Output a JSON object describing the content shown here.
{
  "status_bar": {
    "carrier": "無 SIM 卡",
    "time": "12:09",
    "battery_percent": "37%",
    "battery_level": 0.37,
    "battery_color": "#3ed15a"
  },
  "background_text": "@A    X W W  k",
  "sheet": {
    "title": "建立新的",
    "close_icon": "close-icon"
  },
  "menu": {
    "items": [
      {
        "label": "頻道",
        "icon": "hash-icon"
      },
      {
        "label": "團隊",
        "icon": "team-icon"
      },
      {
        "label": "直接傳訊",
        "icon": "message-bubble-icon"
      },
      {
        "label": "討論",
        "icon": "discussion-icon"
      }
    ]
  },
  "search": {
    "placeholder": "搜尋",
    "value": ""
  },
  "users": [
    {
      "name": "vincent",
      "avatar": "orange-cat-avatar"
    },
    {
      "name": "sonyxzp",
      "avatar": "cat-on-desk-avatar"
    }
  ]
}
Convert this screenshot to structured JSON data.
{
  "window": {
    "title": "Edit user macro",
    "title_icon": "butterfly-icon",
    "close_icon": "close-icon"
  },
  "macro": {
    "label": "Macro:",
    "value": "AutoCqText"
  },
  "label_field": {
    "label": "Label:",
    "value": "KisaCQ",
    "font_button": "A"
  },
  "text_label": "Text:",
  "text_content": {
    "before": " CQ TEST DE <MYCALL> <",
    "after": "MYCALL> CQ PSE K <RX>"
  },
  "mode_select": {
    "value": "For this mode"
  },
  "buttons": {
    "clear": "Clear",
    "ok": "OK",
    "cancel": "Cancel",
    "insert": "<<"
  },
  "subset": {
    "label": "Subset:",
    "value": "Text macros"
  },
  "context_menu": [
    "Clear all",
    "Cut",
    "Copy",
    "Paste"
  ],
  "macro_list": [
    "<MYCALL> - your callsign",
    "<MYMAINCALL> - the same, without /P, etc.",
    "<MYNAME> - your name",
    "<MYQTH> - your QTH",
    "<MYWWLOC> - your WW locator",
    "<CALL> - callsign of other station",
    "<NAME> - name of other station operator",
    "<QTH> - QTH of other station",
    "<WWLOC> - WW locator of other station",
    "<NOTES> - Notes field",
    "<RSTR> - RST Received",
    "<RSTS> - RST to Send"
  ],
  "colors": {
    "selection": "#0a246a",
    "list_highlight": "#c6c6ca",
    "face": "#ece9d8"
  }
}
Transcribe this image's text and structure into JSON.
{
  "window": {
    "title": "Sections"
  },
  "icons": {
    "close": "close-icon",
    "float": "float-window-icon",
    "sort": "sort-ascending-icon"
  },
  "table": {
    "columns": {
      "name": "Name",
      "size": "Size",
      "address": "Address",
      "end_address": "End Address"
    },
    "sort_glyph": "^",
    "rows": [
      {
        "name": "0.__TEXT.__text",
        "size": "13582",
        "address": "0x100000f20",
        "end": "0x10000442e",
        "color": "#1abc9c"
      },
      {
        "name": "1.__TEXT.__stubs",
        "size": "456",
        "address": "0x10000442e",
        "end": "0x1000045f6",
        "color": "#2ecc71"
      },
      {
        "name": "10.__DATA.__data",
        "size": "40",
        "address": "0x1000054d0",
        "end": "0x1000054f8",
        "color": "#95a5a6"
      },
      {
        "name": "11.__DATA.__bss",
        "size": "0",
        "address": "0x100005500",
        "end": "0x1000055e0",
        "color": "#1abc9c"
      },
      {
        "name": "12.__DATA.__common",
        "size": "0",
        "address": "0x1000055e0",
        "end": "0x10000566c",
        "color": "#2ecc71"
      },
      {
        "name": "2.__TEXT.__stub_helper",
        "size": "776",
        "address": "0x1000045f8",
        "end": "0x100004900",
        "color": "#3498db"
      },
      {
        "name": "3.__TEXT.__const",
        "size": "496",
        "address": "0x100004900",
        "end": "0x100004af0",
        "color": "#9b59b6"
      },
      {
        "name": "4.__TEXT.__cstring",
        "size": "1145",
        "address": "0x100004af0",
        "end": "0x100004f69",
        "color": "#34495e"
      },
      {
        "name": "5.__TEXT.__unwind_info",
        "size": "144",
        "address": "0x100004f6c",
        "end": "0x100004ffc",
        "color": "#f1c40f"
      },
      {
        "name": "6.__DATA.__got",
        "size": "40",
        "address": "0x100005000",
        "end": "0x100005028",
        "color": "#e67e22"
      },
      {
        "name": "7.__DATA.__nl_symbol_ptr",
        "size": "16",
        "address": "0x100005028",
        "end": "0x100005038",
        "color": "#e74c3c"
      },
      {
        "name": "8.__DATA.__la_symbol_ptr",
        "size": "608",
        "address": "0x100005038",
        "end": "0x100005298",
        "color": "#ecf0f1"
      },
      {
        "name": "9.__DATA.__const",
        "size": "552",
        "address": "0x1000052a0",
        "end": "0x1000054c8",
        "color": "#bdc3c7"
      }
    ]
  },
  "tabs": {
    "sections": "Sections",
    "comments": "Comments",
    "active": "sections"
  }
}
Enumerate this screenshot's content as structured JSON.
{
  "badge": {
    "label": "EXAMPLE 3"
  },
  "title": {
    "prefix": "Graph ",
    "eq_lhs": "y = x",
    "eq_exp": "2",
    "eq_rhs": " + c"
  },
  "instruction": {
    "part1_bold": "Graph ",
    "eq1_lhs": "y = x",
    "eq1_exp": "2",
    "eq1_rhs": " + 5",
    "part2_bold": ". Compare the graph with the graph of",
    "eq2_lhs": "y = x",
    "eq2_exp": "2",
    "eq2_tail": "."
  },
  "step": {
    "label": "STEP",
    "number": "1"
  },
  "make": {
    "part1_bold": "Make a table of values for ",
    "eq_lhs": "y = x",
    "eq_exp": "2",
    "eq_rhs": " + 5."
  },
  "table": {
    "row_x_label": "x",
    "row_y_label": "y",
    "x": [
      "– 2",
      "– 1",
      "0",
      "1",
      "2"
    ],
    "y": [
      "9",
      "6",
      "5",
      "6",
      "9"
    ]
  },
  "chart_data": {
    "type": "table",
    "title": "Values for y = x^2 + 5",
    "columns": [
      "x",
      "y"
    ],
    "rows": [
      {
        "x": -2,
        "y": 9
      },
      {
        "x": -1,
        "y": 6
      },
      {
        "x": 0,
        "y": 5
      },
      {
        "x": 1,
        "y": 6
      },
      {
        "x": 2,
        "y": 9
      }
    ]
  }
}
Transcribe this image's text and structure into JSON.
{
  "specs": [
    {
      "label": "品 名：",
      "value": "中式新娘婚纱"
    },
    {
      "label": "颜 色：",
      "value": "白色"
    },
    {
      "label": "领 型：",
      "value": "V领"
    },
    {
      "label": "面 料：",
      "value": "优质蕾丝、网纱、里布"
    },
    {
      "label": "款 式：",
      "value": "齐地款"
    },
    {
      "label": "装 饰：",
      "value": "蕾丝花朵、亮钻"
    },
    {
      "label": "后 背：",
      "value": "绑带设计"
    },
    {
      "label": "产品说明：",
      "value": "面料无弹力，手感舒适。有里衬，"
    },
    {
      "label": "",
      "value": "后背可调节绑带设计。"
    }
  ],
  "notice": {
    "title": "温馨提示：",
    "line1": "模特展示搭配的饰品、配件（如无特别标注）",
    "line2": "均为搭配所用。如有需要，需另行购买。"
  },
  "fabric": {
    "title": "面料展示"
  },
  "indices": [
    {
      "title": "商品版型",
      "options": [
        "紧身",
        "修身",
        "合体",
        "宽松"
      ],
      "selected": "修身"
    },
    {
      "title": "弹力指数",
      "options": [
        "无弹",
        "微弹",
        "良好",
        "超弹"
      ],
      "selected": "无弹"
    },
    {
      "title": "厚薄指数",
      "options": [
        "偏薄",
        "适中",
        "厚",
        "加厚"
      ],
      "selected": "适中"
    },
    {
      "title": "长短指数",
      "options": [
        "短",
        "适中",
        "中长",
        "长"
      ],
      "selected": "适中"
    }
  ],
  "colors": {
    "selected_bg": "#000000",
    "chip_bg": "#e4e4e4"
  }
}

Aim:
Count the lines of the data that contain the string "table", and reply with that number alone.

Written response:
4